**DATASET RECORDS:**
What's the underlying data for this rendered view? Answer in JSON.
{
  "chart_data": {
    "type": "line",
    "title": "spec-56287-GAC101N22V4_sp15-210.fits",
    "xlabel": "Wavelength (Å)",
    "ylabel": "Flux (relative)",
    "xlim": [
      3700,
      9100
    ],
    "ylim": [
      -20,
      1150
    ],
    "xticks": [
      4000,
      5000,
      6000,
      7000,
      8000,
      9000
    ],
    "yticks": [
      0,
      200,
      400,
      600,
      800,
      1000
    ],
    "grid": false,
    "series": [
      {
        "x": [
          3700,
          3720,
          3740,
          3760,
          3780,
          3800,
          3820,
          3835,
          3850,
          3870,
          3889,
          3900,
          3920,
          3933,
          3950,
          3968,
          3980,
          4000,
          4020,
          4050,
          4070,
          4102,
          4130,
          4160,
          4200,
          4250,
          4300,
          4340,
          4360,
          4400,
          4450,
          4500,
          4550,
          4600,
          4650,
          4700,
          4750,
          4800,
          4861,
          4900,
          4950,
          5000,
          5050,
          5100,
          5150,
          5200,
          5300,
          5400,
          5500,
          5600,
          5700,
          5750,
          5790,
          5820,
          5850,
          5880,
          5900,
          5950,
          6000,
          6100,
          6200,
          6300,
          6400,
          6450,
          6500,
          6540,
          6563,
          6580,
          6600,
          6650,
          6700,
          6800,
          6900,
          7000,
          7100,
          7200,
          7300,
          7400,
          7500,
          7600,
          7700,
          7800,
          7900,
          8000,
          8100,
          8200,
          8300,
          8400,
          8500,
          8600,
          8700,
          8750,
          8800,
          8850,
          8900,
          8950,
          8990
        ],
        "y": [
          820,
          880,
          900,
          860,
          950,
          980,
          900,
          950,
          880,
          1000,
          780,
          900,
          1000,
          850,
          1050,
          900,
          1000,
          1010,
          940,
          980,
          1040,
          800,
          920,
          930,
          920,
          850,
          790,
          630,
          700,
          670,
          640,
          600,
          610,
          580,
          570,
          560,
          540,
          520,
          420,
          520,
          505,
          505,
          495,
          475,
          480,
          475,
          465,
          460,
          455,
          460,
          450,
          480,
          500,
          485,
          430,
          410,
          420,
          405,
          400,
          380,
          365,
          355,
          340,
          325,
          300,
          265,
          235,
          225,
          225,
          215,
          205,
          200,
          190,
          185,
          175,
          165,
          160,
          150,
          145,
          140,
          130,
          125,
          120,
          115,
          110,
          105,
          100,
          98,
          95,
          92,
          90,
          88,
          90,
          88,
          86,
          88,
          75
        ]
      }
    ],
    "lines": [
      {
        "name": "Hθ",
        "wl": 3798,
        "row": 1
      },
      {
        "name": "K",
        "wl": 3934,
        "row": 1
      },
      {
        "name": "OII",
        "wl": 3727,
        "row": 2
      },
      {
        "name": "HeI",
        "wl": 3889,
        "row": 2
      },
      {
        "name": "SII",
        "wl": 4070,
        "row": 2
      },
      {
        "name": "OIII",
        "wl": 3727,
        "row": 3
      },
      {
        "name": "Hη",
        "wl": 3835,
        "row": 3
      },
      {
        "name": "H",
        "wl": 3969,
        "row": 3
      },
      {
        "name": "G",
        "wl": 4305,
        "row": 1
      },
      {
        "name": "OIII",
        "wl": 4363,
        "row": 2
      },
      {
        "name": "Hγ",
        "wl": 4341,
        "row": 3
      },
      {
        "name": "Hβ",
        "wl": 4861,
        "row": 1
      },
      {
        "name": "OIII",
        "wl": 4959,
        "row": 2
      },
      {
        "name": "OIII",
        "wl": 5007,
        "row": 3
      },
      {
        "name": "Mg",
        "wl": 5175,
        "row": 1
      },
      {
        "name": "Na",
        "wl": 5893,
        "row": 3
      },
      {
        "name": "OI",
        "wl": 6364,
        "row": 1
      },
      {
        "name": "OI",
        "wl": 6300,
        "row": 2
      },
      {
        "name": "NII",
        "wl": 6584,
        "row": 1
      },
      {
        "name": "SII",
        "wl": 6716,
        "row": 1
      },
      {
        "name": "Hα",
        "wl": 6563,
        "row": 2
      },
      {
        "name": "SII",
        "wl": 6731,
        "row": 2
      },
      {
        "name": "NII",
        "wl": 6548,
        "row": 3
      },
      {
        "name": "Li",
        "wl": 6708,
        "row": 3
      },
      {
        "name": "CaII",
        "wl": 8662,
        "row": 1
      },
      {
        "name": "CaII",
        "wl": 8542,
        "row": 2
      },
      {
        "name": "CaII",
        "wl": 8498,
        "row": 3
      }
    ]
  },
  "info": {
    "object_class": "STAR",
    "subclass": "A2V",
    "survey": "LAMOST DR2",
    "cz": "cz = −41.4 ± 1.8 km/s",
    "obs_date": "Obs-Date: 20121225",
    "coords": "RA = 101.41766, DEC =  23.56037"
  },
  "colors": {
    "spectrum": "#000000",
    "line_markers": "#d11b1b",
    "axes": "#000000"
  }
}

**OBJECTIVE:**
Write out the material exactly as given.

**TASK OUTPUT:**
What's the underlying data for this rendered view? Answer in JSON.
{
  "chart_data": {
    "type": "line",
    "title": "spec-56287-GAC101N22V4_sp15-210.fits",
    "xlabel": "Wavelength (Å)",
    "ylabel": "Flux (relative)",
    "xlim": [
      3700,
      9100
    ],
    "ylim": [
      -20,
      1150
    ],
    "xticks": [
      4000,
      5000,
      6000,
      7000,
      8000,
      9000
    ],
    "yticks": [
      0,
      200,
      400,
      600,
      800,
      1000
    ],
    "grid": false,
    "series": [
      {
        "x": [
          3700,
          3720,
          3740,
          3760,
          3780,
          3800,
          3820,
          3835,
          3850,
          3870,
          3889,
          3900,
          3920,
          3933,
          3950,
          3968,
          3980,
          4000,
          4020,
          4050,
          4070,
          4102,
          4130,
          4160,
          4200,
          4250,
          4300,
          4340,
          4360,
          4400,
          4450,
          4500,
          4550,
          4600,
          4650,
          4700,
          4750,
          4800,
          4861,
          4900,
          4950,
          5000,
          5050,
          5100,
          5150,
          5200,
          5300,
          5400,
          5500,
          5600,
          5700,
          5750,
          5790,
          5820,
          5850,
          5880,
          5900,
          5950,
          6000,
          6100,
          6200,
          6300,
          6400,
          6450,
          6500,
          6540,
          6563,
          6580,
          6600,
          6650,
          6700,
          6800,
          6900,
          7000,
          7100,
          7200,
          7300,
          7400,
          7500,
          7600,
          7700,
          7800,
          7900,
          8000,
          8100,
          8200,
          8300,
          8400,
          8500,
          8600,
          8700,
          8750,
          8800,
          8850,
          8900,
          8950,
          8990
        ],
        "y": [
          820,
          880,
          900,
          860,
          950,
          980,
          900,
          950,
          880,
          1000,
          780,
          900,
          1000,
          850,
          1050,
          900,
          1000,
          1010,
          940,
          980,
          1040,
          800,
          920,
          930,
          920,
          850,
          790,
          630,
          700,
          670,
          640,
          600,
          610,
          580,
          570,
          560,
          540,
          520,
          420,
          520,
          505,
          505,
          495,
          475,
          480,
          475,
          465,
          460,
          455,
          460,
          450,
          480,
          500,
          485,
          430,
          410,
          420,
          405,
          400,
          380,
          365,
          355,
          340,
          325,
          300,
          265,
          235,
          225,
          225,
          215,
          205,
          200,
          190,
          185,
          175,
          165,
          160,
          150,
          145,
          140,
          130,
          125,
          120,
          115,
          110,
          105,
          100,
          98,
          95,
          92,
          90,
          88,
          90,
          88,
          86,
          88,
          75
        ]
      }
    ],
    "lines": [
      {
        "name": "Hθ",
        "wl": 3798,
        "row": 1
      },
      {
        "name": "K",
        "wl": 3934,
        "row": 1
      },
      {
        "name": "OII",
        "wl": 3727,
        "row": 2
      },
      {
        "name": "HeI",
        "wl": 3889,
        "row": 2
      },
      {
        "name": "SII",
        "wl": 4070,
        "row": 2
      },
      {
        "name": "OIII",
        "wl": 3727,
        "row": 3
      },
      {
        "name": "Hη",
        "wl": 3835,
        "row": 3
      },
      {
        "name": "H",
        "wl": 3969,
        "row": 3
      },
      {
        "name": "G",
        "wl": 4305,
        "row": 1
      },
      {
        "name": "OIII",
        "wl": 4363,
        "row": 2
      },
      {
        "name": "Hγ",
        "wl": 4341,
        "row": 3
      },
      {
        "name": "Hβ",
        "wl": 4861,
        "row": 1
      },
      {
        "name": "OIII",
        "wl": 4959,
        "row": 2
      },
      {
        "name": "OIII",
        "wl": 5007,
        "row": 3
      },
      {
        "name": "Mg",
        "wl": 5175,
        "row": 1
      },
      {
        "name": "Na",
        "wl": 5893,
        "row": 3
      },
      {
        "name": "OI",
        "wl": 6364,
        "row": 1
      },
      {
        "name": "OI",
        "wl": 6300,
        "row": 2
      },
      {
        "name": "NII",
        "wl": 6584,
        "row": 1
      },
      {
        "name": "SII",
        "wl": 6716,
        "row": 1
      },
      {
        "name": "Hα",
        "wl": 6563,
        "row": 2
      },
      {
        "name": "SII",
        "wl": 6731,
        "row": 2
      },
      {
        "name": "NII",
        "wl": 6548,
        "row": 3
      },
      {
        "name": "Li",
        "wl": 6708,
        "row": 3
      },
      {
        "name": "CaII",
        "wl": 8662,
        "row": 1
      },
      {
        "name": "CaII",
        "wl": 8542,
        "row": 2
      },
      {
        "name": "CaII",
        "wl": 8498,
        "row": 3
      }
    ]
  },
  "info": {
    "object_class": "STAR",
    "subclass": "A2V",
    "survey": "LAMOST DR2",
    "cz": "cz = −41.4 ± 1.8 km/s",
    "obs_date": "Obs-Date: 20121225",
    "coords": "RA = 101.41766, DEC =  23.56037"
  },
  "colors": {
    "spectrum": "#000000",
    "line_markers": "#d11b1b",
    "axes": "#000000"
  }
}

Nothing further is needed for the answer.